Document section >>
# Circlepix.com, good or bad?



## iKokomo (May 30, 2014)

I applied at a company called circlepix.com and they are hiring in my area. They got back to me and explained to me what I needed to do. 
Basically I do meet all of their requirements for a camera and lens and flash, but I see that they have a 150 dollar training and equipment fee. 

I was wondering what you guys thought about this place as a job?

Thanks!


----------



## BGeise (May 30, 2014)

They should be paying you not the other way around. Sounds sketchy


----------



## Overread (May 30, 2014)

https://www.flickr.com/groups/photographyforrealestate/discuss/72157624343056846/

Has anyone heard of CirclePix? - Canon Digital Photography Forums

Anyone ever heard of CirclePix?: Open Talk Forum: Digital Photography Review

Some are a bit old but interesting discussions. From what it sounds like though its legitimate BUT also very low pay with an up-front investment from you into them. Following that it seems that you have to market and find your own work in your area, the only bonus being you can introduce yourself as working for them (ergo part of a brand). Chances are if you're actually good at photography you could set yourself up a real-estate website - put some great shots on there and do the legwork yourself getting local jobs and keep a lions share of the job payment and earn a more decent wage.


----------



## iKokomo (May 31, 2014)

Thanks a lot! Appreciate the help! Ok next question (I am not too big of a business person). 

How do I market myself to these relators directly without using a huge non-personal company? 

Thanks a lot!


----------

Material >>
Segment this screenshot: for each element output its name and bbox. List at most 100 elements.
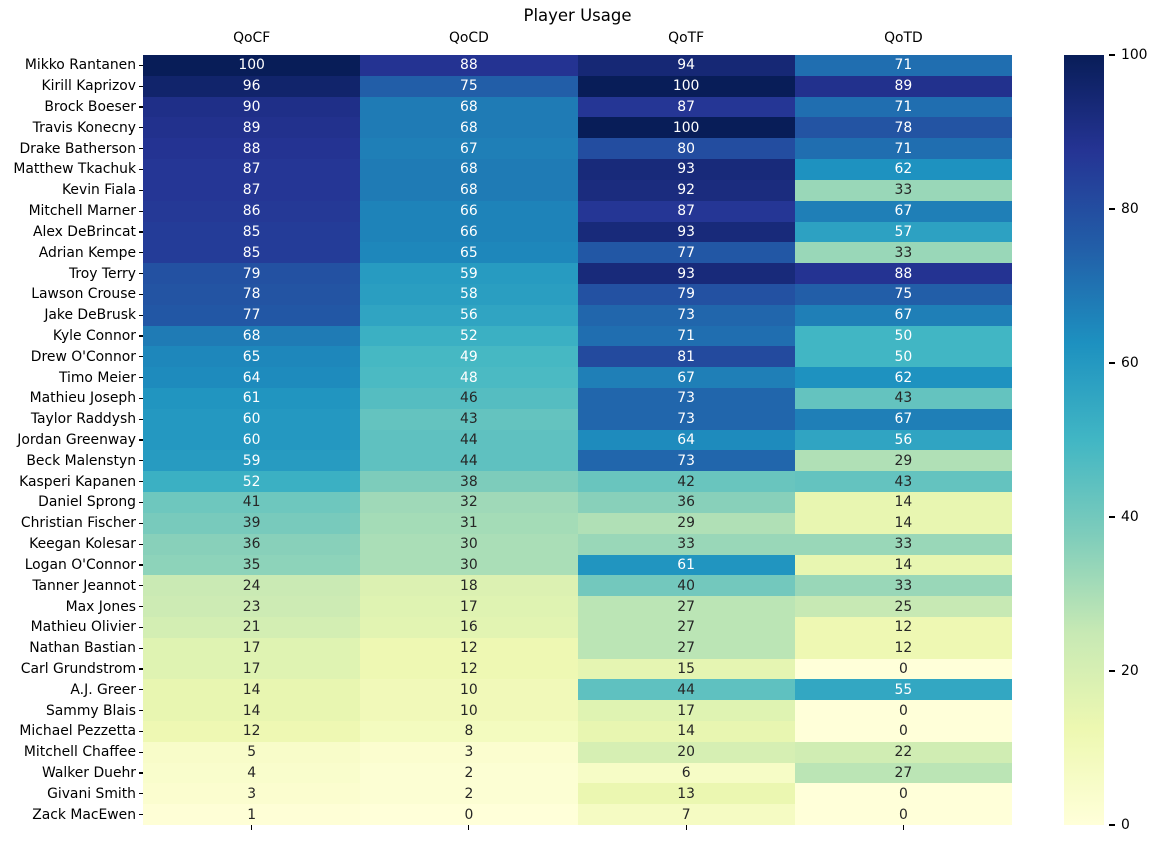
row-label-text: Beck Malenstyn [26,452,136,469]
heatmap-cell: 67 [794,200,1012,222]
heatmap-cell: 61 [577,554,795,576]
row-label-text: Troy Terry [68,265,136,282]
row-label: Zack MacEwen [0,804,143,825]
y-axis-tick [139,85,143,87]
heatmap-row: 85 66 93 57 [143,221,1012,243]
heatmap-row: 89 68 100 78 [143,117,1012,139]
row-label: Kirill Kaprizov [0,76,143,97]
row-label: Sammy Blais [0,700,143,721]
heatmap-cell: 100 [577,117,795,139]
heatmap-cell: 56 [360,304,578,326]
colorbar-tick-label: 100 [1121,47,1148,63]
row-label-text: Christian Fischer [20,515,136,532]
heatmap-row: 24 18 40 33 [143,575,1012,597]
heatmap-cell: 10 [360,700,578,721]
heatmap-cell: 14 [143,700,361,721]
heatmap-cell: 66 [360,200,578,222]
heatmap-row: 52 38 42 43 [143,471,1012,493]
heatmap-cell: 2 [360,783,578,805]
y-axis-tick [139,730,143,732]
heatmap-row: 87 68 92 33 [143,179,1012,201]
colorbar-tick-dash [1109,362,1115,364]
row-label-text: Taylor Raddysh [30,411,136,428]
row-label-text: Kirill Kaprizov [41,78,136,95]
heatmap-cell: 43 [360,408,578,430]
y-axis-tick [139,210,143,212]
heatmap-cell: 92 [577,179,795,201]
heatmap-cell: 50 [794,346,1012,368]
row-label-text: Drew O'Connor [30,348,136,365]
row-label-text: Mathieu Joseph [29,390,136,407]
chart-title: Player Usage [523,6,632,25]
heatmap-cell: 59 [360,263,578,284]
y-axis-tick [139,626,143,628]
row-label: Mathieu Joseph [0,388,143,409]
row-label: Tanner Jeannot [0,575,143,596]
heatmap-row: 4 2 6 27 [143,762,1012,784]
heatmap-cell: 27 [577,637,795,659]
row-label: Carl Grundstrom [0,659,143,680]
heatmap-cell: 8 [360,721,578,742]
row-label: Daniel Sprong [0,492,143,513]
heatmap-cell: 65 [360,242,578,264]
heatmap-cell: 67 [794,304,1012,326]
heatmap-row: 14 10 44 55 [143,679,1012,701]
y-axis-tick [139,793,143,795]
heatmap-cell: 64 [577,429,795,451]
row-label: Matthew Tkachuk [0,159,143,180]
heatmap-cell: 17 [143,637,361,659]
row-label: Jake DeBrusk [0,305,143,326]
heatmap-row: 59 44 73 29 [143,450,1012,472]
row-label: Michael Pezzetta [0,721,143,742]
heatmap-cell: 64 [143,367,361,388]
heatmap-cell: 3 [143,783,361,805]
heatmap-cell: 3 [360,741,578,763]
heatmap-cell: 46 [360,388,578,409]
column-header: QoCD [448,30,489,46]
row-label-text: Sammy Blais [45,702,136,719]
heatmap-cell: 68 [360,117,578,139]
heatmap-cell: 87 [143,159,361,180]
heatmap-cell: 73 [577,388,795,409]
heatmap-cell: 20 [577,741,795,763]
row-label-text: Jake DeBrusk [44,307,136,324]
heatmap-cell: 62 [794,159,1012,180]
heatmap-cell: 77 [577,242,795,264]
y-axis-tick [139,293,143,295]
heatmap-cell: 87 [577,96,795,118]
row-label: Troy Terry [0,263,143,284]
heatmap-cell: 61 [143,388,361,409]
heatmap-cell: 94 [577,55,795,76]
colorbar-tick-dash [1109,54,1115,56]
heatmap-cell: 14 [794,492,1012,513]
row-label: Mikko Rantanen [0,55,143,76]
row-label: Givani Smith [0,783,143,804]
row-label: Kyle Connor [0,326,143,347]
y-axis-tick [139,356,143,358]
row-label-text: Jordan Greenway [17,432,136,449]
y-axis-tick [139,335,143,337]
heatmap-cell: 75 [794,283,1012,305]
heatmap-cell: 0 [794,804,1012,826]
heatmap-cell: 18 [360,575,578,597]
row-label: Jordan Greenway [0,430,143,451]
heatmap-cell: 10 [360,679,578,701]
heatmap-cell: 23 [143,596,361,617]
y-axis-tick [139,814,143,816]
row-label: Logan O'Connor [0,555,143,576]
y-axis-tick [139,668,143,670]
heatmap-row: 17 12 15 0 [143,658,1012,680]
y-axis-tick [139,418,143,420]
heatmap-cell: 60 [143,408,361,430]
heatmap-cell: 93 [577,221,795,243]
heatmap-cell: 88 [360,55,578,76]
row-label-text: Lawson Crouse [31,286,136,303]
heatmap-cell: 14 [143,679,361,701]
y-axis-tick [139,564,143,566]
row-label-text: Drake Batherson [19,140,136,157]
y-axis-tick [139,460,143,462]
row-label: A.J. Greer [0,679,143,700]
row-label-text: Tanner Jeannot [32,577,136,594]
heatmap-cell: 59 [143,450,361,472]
==
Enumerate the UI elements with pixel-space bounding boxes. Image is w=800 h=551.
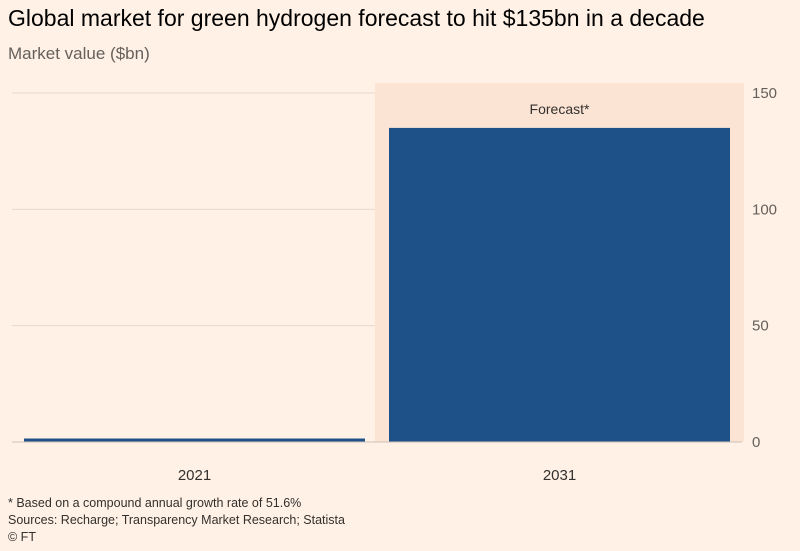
* * *
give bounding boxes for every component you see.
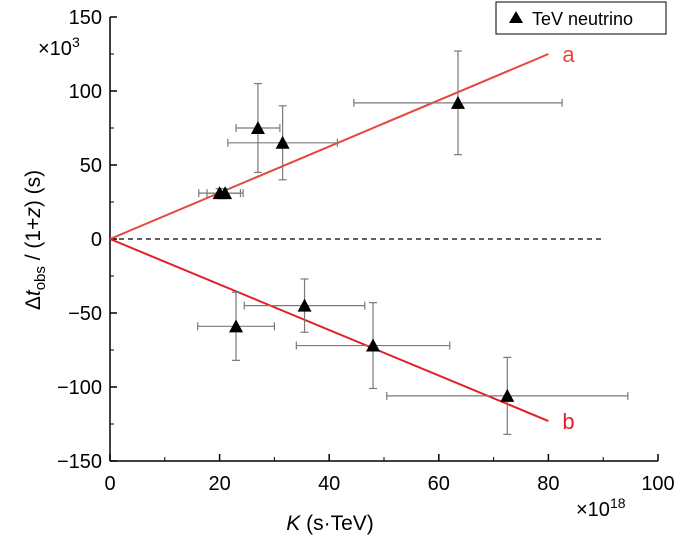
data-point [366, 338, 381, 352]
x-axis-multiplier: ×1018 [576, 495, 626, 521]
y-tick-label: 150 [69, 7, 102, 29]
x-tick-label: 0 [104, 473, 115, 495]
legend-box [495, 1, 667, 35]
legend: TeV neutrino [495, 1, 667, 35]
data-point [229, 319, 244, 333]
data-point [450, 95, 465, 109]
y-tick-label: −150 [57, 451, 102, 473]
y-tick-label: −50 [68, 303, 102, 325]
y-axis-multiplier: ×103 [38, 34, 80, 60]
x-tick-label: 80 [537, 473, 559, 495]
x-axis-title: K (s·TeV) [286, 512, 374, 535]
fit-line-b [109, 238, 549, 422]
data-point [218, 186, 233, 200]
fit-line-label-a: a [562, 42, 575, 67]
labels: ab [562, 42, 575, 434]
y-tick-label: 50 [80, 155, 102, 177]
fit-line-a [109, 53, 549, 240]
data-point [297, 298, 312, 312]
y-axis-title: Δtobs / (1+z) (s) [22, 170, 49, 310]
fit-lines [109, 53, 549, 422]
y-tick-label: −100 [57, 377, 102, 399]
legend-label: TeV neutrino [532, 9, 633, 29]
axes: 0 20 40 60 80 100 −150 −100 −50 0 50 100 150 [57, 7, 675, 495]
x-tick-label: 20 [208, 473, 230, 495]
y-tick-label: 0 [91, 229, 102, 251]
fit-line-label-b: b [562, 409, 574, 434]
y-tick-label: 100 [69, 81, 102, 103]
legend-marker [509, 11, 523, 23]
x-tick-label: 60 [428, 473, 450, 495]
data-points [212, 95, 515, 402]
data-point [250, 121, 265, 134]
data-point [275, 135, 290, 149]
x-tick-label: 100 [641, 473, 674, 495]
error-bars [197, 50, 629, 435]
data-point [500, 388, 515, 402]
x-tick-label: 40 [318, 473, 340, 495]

Your tasks >>
**a.** List each distinct username that appears as a post author in the Circlepix thread.
**b.** Transcribe the passage of the Circlepix thread that opens with the words "## iKokomo (May 31, 2014)" and closes with "huge non-personal company?".

Solutions to the problems >>
**a.** iKokomo, BGeise, Overread

**b.**
## iKokomo (May 31, 2014)

Thanks a lot! Appreciate the help! Ok next question (I am not too big of a business person). 

How do I market myself to these relators directly without using a huge non-personal company?